◆ **Set problem**
Extract every line that includes the string "color".

::::::::

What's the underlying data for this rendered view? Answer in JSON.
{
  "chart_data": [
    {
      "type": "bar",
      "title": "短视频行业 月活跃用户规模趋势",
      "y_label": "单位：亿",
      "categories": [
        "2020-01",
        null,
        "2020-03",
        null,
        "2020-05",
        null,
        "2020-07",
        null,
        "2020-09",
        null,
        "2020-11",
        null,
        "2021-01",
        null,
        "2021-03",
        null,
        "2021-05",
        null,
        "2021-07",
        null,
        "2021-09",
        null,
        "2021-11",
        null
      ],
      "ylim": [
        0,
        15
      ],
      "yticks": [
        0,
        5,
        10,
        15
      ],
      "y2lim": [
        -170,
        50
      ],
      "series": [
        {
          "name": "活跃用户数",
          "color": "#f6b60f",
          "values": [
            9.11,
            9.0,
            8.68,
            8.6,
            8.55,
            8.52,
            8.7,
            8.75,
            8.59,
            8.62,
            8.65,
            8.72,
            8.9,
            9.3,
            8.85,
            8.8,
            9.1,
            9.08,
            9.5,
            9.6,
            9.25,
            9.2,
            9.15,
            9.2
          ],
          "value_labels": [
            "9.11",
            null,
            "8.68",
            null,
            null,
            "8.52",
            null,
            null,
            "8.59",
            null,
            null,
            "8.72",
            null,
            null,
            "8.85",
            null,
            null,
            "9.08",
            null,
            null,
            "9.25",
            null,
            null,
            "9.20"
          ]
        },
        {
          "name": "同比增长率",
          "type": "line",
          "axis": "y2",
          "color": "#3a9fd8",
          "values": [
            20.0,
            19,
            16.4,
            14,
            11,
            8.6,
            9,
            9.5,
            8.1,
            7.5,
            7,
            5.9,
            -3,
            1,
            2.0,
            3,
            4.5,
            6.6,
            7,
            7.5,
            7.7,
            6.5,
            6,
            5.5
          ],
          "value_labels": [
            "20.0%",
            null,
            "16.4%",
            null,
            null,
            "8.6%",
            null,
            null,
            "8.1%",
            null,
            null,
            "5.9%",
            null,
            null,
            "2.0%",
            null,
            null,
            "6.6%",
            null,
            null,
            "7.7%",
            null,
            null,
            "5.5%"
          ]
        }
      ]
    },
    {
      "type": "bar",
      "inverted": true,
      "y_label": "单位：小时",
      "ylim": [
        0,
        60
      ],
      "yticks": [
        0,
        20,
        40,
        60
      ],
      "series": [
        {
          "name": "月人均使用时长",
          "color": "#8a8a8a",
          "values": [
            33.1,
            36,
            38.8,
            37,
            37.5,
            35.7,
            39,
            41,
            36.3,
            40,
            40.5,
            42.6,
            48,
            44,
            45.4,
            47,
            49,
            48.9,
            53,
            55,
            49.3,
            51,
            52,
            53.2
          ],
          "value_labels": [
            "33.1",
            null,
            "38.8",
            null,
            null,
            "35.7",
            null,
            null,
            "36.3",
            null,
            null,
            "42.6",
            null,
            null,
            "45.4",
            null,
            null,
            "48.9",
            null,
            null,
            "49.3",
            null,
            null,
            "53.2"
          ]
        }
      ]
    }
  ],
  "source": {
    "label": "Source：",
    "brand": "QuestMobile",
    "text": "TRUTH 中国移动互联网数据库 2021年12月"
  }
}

::::::::

◆ **Answer to this exercise**
          "color": "#f6b60f",
          "color": "#3a9fd8",
          "color": "#8a8a8a",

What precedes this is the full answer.